##### LISTED ENTRIES #####
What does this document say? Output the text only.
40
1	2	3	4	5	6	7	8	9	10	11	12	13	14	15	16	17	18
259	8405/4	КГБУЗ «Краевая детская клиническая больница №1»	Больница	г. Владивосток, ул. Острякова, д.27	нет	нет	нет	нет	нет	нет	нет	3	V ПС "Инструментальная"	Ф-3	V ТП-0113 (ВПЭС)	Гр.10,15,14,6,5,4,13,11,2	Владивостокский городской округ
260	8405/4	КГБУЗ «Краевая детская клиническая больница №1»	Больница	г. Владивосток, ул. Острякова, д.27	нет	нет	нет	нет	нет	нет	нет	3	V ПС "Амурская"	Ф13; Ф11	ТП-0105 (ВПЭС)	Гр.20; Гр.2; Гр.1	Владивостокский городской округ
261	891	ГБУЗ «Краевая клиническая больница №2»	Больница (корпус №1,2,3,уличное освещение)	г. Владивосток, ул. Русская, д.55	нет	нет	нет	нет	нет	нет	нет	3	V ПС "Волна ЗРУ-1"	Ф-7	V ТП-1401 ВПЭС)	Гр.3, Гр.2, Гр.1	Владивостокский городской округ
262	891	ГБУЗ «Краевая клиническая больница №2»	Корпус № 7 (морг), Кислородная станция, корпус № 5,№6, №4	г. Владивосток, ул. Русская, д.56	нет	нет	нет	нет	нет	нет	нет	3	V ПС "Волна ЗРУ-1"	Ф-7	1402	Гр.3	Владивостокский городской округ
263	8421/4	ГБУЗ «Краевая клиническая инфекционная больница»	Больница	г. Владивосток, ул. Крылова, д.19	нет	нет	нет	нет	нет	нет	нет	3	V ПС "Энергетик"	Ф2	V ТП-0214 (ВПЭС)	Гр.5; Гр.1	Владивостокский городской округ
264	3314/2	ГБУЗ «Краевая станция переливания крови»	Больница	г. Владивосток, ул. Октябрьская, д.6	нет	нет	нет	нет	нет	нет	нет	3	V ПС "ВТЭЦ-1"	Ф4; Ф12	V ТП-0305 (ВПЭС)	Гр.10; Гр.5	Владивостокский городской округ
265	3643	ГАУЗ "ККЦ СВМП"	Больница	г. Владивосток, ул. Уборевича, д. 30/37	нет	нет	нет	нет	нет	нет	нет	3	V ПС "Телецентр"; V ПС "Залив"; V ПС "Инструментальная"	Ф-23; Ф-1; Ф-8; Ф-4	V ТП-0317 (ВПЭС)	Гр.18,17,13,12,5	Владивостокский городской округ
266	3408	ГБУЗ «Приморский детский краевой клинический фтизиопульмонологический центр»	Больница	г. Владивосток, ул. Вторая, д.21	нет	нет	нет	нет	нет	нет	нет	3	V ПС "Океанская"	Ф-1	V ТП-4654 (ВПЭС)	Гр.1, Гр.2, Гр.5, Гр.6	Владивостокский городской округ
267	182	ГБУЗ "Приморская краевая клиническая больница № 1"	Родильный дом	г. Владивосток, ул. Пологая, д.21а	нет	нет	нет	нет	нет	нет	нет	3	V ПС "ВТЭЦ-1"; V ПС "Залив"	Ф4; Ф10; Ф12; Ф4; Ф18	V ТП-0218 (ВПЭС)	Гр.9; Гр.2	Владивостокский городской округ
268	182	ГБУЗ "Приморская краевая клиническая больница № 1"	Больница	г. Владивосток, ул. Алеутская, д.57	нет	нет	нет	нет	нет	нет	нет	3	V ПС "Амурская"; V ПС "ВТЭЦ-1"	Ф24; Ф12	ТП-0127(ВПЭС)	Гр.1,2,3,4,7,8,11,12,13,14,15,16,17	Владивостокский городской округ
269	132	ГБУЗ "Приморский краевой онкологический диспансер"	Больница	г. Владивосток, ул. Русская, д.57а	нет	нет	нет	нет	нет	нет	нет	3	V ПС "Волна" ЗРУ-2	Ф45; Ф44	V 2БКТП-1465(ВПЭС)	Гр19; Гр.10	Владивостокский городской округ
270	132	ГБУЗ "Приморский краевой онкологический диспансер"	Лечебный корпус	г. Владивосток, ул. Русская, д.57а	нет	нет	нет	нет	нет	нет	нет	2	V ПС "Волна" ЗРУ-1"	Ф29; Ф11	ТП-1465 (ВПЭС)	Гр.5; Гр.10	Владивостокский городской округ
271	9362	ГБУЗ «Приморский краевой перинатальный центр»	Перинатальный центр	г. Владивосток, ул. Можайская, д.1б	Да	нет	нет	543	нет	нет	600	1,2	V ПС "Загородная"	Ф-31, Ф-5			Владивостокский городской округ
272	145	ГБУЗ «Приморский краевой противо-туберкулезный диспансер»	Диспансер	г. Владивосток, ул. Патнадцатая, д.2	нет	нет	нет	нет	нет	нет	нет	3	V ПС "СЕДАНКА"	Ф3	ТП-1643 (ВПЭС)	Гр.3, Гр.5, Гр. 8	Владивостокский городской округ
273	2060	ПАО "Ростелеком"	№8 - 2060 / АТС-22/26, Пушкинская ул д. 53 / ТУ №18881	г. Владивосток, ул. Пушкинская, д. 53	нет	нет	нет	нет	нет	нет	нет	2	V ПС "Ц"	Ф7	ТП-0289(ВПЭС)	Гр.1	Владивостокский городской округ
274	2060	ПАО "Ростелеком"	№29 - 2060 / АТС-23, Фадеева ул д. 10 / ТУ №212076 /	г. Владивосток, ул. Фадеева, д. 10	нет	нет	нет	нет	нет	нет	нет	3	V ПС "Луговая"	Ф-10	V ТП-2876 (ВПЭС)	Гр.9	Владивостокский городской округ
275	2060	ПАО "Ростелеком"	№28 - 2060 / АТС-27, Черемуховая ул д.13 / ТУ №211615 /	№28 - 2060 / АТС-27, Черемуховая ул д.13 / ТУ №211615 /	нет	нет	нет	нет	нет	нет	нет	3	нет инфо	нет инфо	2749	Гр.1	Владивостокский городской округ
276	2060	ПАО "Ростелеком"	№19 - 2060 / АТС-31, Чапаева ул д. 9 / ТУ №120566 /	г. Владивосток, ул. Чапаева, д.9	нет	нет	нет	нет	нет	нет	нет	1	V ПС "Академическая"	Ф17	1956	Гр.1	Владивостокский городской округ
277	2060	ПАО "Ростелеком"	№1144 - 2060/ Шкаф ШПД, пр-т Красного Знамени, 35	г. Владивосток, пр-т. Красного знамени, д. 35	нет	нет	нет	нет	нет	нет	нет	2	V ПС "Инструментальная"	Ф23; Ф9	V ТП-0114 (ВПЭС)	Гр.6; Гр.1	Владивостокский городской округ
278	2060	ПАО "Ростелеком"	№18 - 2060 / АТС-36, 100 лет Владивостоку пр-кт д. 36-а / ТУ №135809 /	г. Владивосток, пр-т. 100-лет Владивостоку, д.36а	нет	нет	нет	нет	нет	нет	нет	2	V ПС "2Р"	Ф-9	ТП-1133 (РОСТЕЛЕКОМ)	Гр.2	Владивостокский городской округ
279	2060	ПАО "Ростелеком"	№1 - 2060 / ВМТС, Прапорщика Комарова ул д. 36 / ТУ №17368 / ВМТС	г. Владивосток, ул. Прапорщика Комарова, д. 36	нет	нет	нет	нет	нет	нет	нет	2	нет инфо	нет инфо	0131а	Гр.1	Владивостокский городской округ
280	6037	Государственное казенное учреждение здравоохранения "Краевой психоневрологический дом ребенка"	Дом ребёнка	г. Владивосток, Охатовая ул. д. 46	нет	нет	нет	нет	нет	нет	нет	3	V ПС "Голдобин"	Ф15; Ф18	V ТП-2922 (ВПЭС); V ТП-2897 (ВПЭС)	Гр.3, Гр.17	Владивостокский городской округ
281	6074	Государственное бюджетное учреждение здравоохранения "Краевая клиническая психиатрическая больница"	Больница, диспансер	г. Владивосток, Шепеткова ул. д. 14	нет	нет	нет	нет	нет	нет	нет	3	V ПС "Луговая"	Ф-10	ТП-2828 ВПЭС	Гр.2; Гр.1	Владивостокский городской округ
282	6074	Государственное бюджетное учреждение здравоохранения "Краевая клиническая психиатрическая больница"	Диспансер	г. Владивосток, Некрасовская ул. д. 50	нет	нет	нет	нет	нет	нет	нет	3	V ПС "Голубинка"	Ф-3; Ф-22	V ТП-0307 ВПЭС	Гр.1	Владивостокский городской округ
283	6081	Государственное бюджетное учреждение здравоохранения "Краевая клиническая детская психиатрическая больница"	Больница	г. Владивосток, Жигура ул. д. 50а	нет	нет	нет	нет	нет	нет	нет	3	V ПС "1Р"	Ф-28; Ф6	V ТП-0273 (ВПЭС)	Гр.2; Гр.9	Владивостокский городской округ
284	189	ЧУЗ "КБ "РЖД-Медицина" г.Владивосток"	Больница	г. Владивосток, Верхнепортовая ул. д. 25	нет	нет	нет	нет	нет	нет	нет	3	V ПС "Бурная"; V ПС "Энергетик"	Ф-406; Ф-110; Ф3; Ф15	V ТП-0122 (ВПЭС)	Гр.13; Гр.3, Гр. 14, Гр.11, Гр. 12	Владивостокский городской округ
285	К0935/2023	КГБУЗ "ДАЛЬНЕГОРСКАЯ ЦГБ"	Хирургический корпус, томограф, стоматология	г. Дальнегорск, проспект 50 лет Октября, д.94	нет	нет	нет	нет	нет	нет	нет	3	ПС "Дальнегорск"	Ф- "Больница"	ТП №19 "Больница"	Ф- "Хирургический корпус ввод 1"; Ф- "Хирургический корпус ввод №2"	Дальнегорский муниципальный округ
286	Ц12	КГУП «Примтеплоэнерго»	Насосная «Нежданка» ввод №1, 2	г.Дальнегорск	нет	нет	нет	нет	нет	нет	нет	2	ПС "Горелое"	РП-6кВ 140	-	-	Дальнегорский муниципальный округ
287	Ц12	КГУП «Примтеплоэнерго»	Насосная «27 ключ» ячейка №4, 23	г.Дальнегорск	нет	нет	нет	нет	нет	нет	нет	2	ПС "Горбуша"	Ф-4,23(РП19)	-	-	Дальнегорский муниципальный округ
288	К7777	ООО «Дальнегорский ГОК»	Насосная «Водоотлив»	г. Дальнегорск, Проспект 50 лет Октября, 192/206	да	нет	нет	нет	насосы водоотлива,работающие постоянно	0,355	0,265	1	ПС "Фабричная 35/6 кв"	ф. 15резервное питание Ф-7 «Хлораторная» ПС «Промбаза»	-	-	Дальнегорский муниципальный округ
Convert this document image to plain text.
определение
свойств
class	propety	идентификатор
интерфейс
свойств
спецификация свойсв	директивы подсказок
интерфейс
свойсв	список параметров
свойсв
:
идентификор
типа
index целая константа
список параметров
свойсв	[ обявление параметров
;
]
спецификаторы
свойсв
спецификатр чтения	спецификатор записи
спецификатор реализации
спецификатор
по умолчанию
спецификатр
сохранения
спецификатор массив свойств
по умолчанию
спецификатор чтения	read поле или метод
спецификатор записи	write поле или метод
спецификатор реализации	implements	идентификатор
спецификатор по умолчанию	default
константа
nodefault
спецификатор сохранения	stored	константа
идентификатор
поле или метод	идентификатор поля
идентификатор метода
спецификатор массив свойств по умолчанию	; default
#####
STATED TASK. Using the material above, extract the line that contains "Convert this document image to plain text." and every line after it, exactly as given; stop at the last line.

SOLUTION TO THE EXERCISE.
Convert this document image to plain text.
определение
свойств
class	propety	идентификатор
интерфейс
свойств
спецификация свойсв	директивы подсказок
интерфейс
свойсв	список параметров
свойсв
:
идентификор
типа
index целая константа
список параметров
свойсв	[ обявление параметров
;
]
спецификаторы
свойсв
спецификатр чтения	спецификатор записи
спецификатор реализации
спецификатор
по умолчанию
спецификатр
сохранения
спецификатор массив свойств
по умолчанию
спецификатор чтения	read поле или метод
спецификатор записи	write поле или метод
спецификатор реализации	implements	идентификатор
спецификатор по умолчанию	default
константа
nodefault
спецификатор сохранения	stored	константа
идентификатор
поле или метод	идентификатор поля
идентификатор метода
спецификатор массив свойств по умолчанию	; default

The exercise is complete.